• _Kutipan Pilihan_:
Penerapan
Al-Quran dalam Konsep Arsitektur
BAB 1
1.
Pendahuluan
a a. Latar belakang
Arsitektur adalah
sesuatu yang muncul dengan didasari sebuah alasan yang dapat menguatkan
posisinya sebagai media aktualisasi sehingga akhirnya tercipta sebuah
lingkungan binaan yang kondusif untuk ditempati. Dapat dikatakan bahwa
arsitektur lahir sebagai jawaban atas sebuah keadaan yang mendukung untuk
keadaan yang lebih baik dan juga dinamisasi manusia. Sebagai contoh rumah pada
jaman dahulu dan sekarang sangat berbeda mengingat tingkat kebutuhan, fungsi
dan juga jarak pandang mereka yang terbatas menjadi alasan utama perbedaan
tersebut. Begitu juga alam yang sengaja diciptakan Tuhan dengan demikian
sempurna dan sangat teratur, tentunya dibalik semua itu ada sebuah maksud atau
pelajaran yang dapat diambil sebagai sebuah pelajaran.
Arsitektur
Islam adalah sebuah karya seni bangunan yang terpancar dari aspek fisik
dan metafisik bangunan melalui konsep pemikiran islam yang bersumber dari
Al-Qur’an, Sunnah Nabi, Keluarga Nabi, Sahabat, para Ulama maupun cendikiawan
muslim. Aspek Fisik adalah sesuatu yang nampak secara jelas oleh panca
indera. Dalam hal ini sebuah bangunan dengan fasade yang memiliki bentuk dan
langgam budaya islam dan dapat dilihat secara jelas melalui beberapa budaya,
seperti budaya arab, cordoba, persia sampai peninggalan wali songo. Bentuk
fisik yang biasa diterapkan dalam sebuah bangunan sepetri penggunaan kubah,
ornamen kaligrafi, dan sebagainya. Aspek Metafisik adalah sesuatu yang
tidak tampak panca indera tapi dapat dirasakan hasilnya. Hal ini lebih kepada
efek atau dampak dari hasil desain arsitektur islam tersebut, seperti bagaimana
membuat penghuni/ pengguna bangunan lebih nyaman dan aman ketika berada didalam
bangunan sehingga menjadikan penghuni merasa bersyukur. Contoh lain hasil
desain ruang2 dalam sebuah rumah, bisa menjadikan komunikasi orangtua dan anak
lebih dekat, sehingga membuat mereka rajin beribadah.

• _Tantangan_:
**A.** Menurut teks tentang Al-Quran dalam arsitektur, bentuk fisik apa saja yang biasa diterapkan pada sebuah bangunan?
**B.** Teruskan teks tentang penerapan Al-Quran dalam konsep arsitektur mulai setelah kalimat terakhirnya.

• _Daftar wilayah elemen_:

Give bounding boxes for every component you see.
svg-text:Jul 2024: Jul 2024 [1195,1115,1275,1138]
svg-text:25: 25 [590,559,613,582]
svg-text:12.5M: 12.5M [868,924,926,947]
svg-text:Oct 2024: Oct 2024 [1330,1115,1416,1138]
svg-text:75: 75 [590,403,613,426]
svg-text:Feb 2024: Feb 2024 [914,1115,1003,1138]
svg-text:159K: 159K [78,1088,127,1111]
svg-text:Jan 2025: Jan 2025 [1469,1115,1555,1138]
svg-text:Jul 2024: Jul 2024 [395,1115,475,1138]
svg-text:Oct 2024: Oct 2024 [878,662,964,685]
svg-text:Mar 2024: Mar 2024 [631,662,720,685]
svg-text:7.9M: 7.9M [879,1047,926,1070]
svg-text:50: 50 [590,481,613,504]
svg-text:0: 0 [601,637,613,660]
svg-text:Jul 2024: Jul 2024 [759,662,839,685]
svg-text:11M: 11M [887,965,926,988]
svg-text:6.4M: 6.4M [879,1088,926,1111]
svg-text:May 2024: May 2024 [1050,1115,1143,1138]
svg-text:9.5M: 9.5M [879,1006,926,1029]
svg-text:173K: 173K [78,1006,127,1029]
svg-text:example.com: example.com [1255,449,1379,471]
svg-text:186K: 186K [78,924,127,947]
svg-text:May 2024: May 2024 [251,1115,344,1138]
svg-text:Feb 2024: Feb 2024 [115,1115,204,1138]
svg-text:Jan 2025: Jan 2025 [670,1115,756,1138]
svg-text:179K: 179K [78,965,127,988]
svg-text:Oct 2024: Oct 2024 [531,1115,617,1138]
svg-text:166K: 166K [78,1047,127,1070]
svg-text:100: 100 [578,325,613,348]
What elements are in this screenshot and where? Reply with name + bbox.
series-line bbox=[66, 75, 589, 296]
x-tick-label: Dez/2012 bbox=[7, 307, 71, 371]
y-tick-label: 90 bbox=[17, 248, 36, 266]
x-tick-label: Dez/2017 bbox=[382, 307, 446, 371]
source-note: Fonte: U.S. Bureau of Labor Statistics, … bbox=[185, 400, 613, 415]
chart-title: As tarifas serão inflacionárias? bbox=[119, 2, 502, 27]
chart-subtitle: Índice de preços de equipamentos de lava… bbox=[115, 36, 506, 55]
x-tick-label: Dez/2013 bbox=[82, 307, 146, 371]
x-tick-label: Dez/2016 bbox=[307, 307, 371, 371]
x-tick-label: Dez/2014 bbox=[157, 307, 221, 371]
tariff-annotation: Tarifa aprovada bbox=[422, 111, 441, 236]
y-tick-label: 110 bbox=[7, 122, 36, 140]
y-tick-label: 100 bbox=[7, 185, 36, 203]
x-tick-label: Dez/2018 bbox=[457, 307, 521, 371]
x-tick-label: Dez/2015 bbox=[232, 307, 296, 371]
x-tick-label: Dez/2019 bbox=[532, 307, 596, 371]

• _Jawaban Latihan_:
**A.** Penggunaan kubah, ornamen kaligrafi, dan sebagainya.

**B.**
Sebagian
dari umat islam yang mempunyai tujuan hidup untuk menjadi seorang khalifah di
muka bumi, maka sudah seharusnya lah kita sebagai seorang calon arsitek muslim
memperhatikan keberlangsungan lingkungan sekitar dalam pembuatan hasil
rancangan kita. Agar kita tidak menjadi seorang arsitek yang berdarah dingin,
yang acuh tak acuh dengan sekitarnya. Al Quran sebagai pedoman hidup sepanjang
masa pun ternyata menunjang hal-hal yang termasuk didalamnya adalah dunia
arsitektur.
b.
Tujuan
Untuk dapat menerapkan suatu rancangan
bangunan yang sesuai dengan kaidah islam yang sesuai dalam alquran, yang berada
dilingkungan sekitar kita tanpa adanyanya unsur ketinggalan jaman. Selain itu, untuk mengantarkan
pembaca kepada pemahaman bahwa di dalam setiap ciptaan Allah SWT terdapat
banyak sekali hikmah dan makna yang dapat diterapkan dalam dunia keilmuan
arsitektur
BAB 2
2.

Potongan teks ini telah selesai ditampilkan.